### Raw records ###

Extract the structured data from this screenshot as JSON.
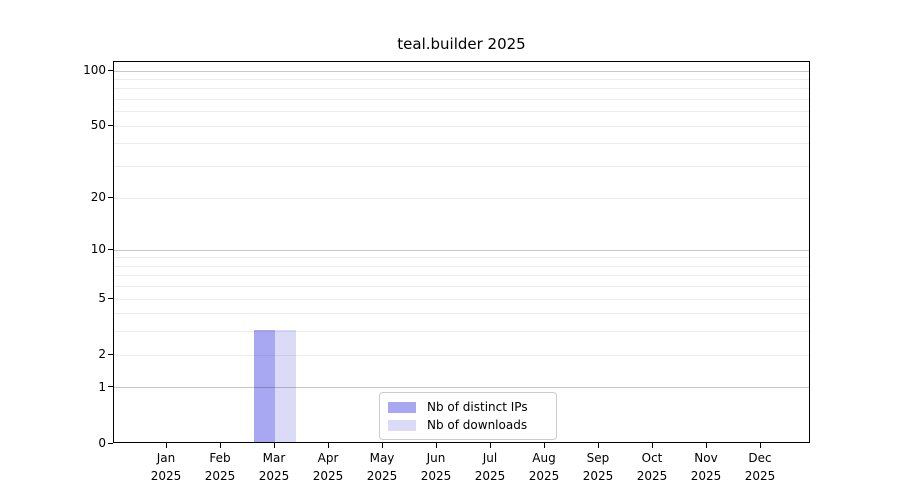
{
  "chart_data": {
    "type": "bar",
    "title": "teal.builder 2025",
    "year_label": "2025",
    "categories": [
      "Jan",
      "Feb",
      "Mar",
      "Apr",
      "May",
      "Jun",
      "Jul",
      "Aug",
      "Sep",
      "Oct",
      "Nov",
      "Dec"
    ],
    "series": [
      {
        "name": "Nb of distinct IPs",
        "color": "#a8a8f2",
        "values": [
          0,
          0,
          3,
          0,
          0,
          0,
          0,
          0,
          0,
          0,
          0,
          0
        ]
      },
      {
        "name": "Nb of downloads",
        "color": "#dbdbf8",
        "values": [
          0,
          0,
          3,
          0,
          0,
          0,
          0,
          0,
          0,
          0,
          0,
          0
        ]
      }
    ],
    "yscale": "log1p",
    "yticks": [
      0,
      1,
      2,
      5,
      10,
      20,
      50,
      100
    ],
    "ylim": [
      0,
      112
    ],
    "grid": "horizontal",
    "grid_minor_values": [
      2,
      3,
      4,
      5,
      6,
      7,
      8,
      9,
      20,
      30,
      40,
      50,
      60,
      70,
      80,
      90
    ],
    "grid_major_values": [
      1,
      10,
      100
    ],
    "grid_minor_color": "rgba(0,0,0,0.07)",
    "grid_major_color": "rgba(0,0,0,0.22)",
    "axis_color": "#000000",
    "text_color": "#000000",
    "legend_position": "bottom-center"
  }
}
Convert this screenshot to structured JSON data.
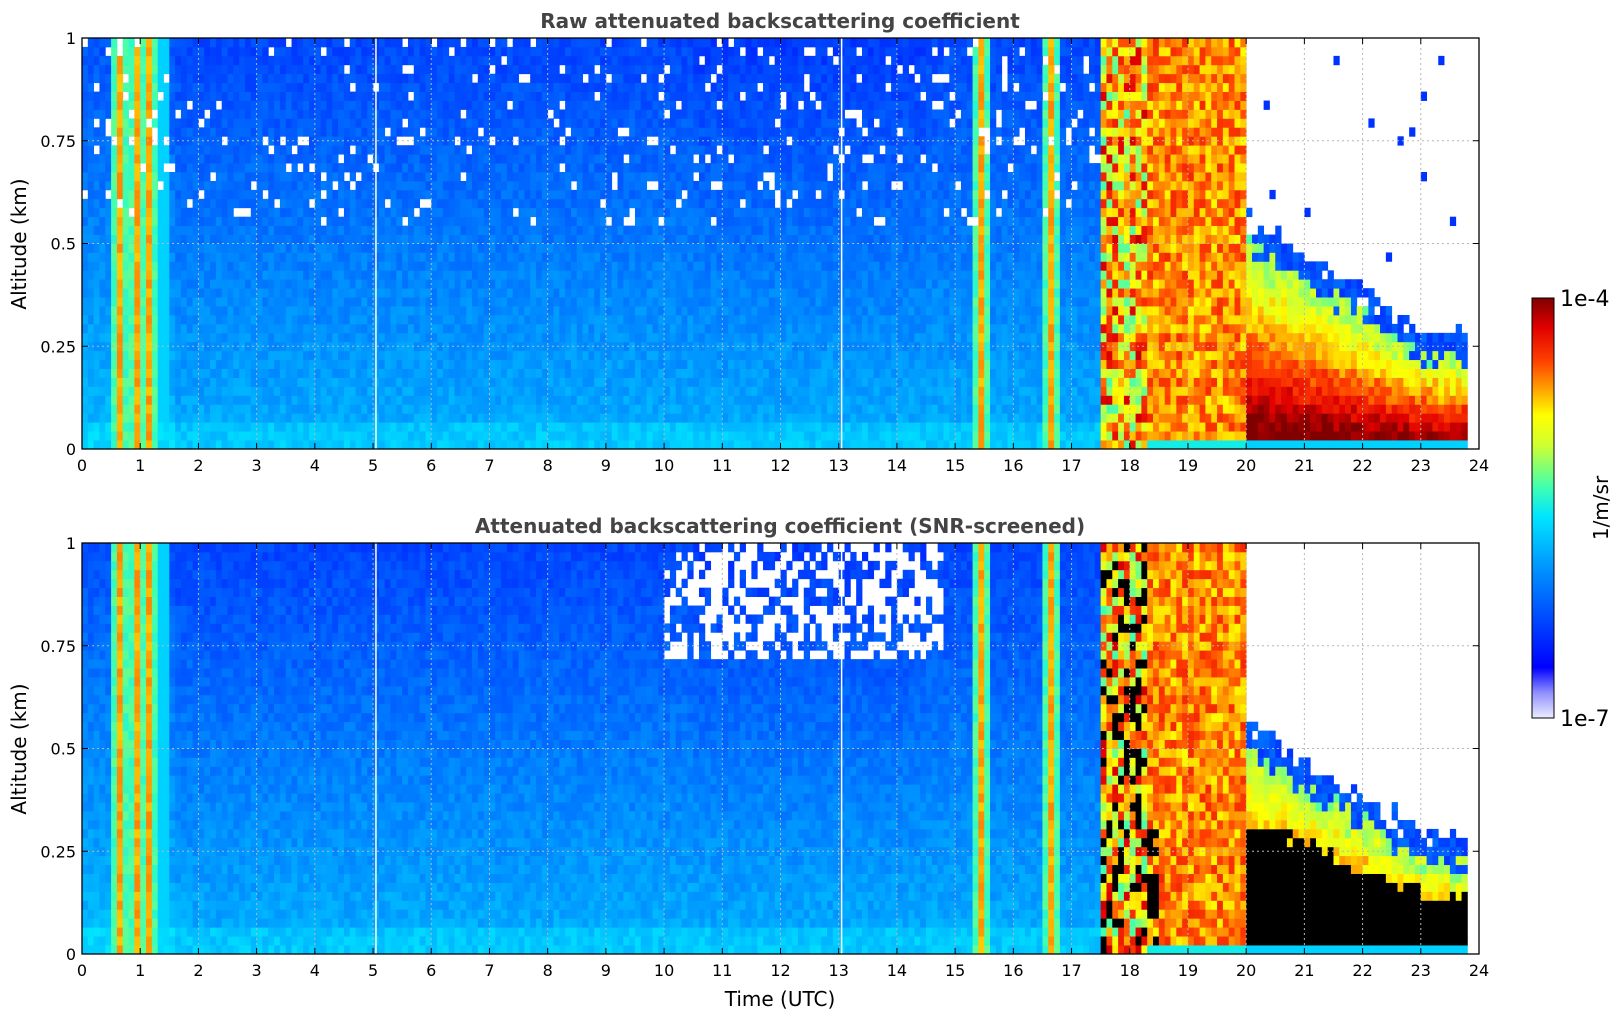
{
  "chart_data": [
    {
      "type": "heatmap",
      "title": "Raw attenuated backscattering coefficient",
      "xlabel": "",
      "ylabel": "Altitude (km)",
      "xlim": [
        0,
        24
      ],
      "ylim": [
        0,
        1
      ],
      "xticks": [
        "0",
        "1",
        "2",
        "3",
        "4",
        "5",
        "6",
        "7",
        "8",
        "9",
        "10",
        "11",
        "12",
        "13",
        "14",
        "15",
        "16",
        "17",
        "18",
        "19",
        "20",
        "21",
        "22",
        "23",
        "24"
      ],
      "yticks": [
        "0",
        "0.25",
        "0.5",
        "0.75",
        "1"
      ],
      "grid": true,
      "screened": false
    },
    {
      "type": "heatmap",
      "title": "Attenuated backscattering coefficient (SNR-screened)",
      "xlabel": "Time (UTC)",
      "ylabel": "Altitude (km)",
      "xlim": [
        0,
        24
      ],
      "ylim": [
        0,
        1
      ],
      "xticks": [
        "0",
        "1",
        "2",
        "3",
        "4",
        "5",
        "6",
        "7",
        "8",
        "9",
        "10",
        "11",
        "12",
        "13",
        "14",
        "15",
        "16",
        "17",
        "18",
        "19",
        "20",
        "21",
        "22",
        "23",
        "24"
      ],
      "yticks": [
        "0",
        "0.25",
        "0.5",
        "0.75",
        "1"
      ],
      "grid": true,
      "screened": true
    }
  ],
  "colorbar": {
    "label": "1/m/sr",
    "max_label": "1e-4",
    "min_label": "1e-7",
    "scale": "log",
    "colormap": "jet"
  },
  "events": {
    "low_cloud_bands_utc": [
      0.65,
      0.95,
      1.15,
      15.45,
      16.65
    ],
    "dense_cloud_start_utc": 17.5,
    "opaque_cloud_span_utc": [
      18.3,
      20.0
    ],
    "fog_layer_span_utc": [
      20.0,
      23.8
    ],
    "data_end_utc": 23.8
  }
}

###

### Stated task:
In your copy, repeat each record exactly and include no pictures.

### Solution to this problem:
Extract the structured data from this screenshot as JSON.
{
  "chart_data": {
    "type": "bar",
    "title": "teal.builder 2025",
    "year_label": "2025",
    "categories": [
      "Jan",
      "Feb",
      "Mar",
      "Apr",
      "May",
      "Jun",
      "Jul",
      "Aug",
      "Sep",
      "Oct",
      "Nov",
      "Dec"
    ],
    "series": [
      {
        "name": "Nb of distinct IPs",
        "color": "#a8a8f2",
        "values": [
          0,
          0,
          3,
          0,
          0,
          0,
          0,
          0,
          0,
          0,
          0,
          0
        ]
      },
      {
        "name": "Nb of downloads",
        "color": "#dbdbf8",
        "values": [
          0,
          0,
          3,
          0,
          0,
          0,
          0,
          0,
          0,
          0,
          0,
          0
        ]
      }
    ],
    "yscale": "log1p",
    "yticks": [
      0,
      1,
      2,
      5,
      10,
      20,
      50,
      100
    ],
    "ylim": [
      0,
      112
    ],
    "grid": "horizontal",
    "grid_minor_values": [
      2,
      3,
      4,
      5,
      6,
      7,
      8,
      9,
      20,
      30,
      40,
      50,
      60,
      70,
      80,
      90
    ],
    "grid_major_values": [
      1,
      10,
      100
    ],
    "grid_minor_color": "rgba(0,0,0,0.07)",
    "grid_major_color": "rgba(0,0,0,0.22)",
    "axis_color": "#000000",
    "text_color": "#000000",
    "legend_position": "bottom-center"
  }
}
Convert this screenshot to structured JSON data.
{
  "chart_data": [
    {
      "type": "heatmap",
      "title": "Raw attenuated backscattering coefficient",
      "xlabel": "",
      "ylabel": "Altitude (km)",
      "xlim": [
        0,
        24
      ],
      "ylim": [
        0,
        1
      ],
      "xticks": [
        "0",
        "1",
        "2",
        "3",
        "4",
        "5",
        "6",
        "7",
        "8",
        "9",
        "10",
        "11",
        "12",
        "13",
        "14",
        "15",
        "16",
        "17",
        "18",
        "19",
        "20",
        "21",
        "22",
        "23",
        "24"
      ],
      "yticks": [
        "0",
        "0.25",
        "0.5",
        "0.75",
        "1"
      ],
      "grid": true,
      "screened": false
    },
    {
      "type": "heatmap",
      "title": "Attenuated backscattering coefficient (SNR-screened)",
      "xlabel": "Time (UTC)",
      "ylabel": "Altitude (km)",
      "xlim": [
        0,
        24
      ],
      "ylim": [
        0,
        1
      ],
      "xticks": [
        "0",
        "1",
        "2",
        "3",
        "4",
        "5",
        "6",
        "7",
        "8",
        "9",
        "10",
        "11",
        "12",
        "13",
        "14",
        "15",
        "16",
        "17",
        "18",
        "19",
        "20",
        "21",
        "22",
        "23",
        "24"
      ],
      "yticks": [
        "0",
        "0.25",
        "0.5",
        "0.75",
        "1"
      ],
      "grid": true,
      "screened": true
    }
  ],
  "colorbar": {
    "label": "1/m/sr",
    "max_label": "1e-4",
    "min_label": "1e-7",
    "scale": "log",
    "colormap": "jet"
  },
  "events": {
    "low_cloud_bands_utc": [
      0.65,
      0.95,
      1.15,
      15.45,
      16.65
    ],
    "dense_cloud_start_utc": 17.5,
    "opaque_cloud_span_utc": [
      18.3,
      20.0
    ],
    "fog_layer_span_utc": [
      20.0,
      23.8
    ],
    "data_end_utc": 23.8
  }
}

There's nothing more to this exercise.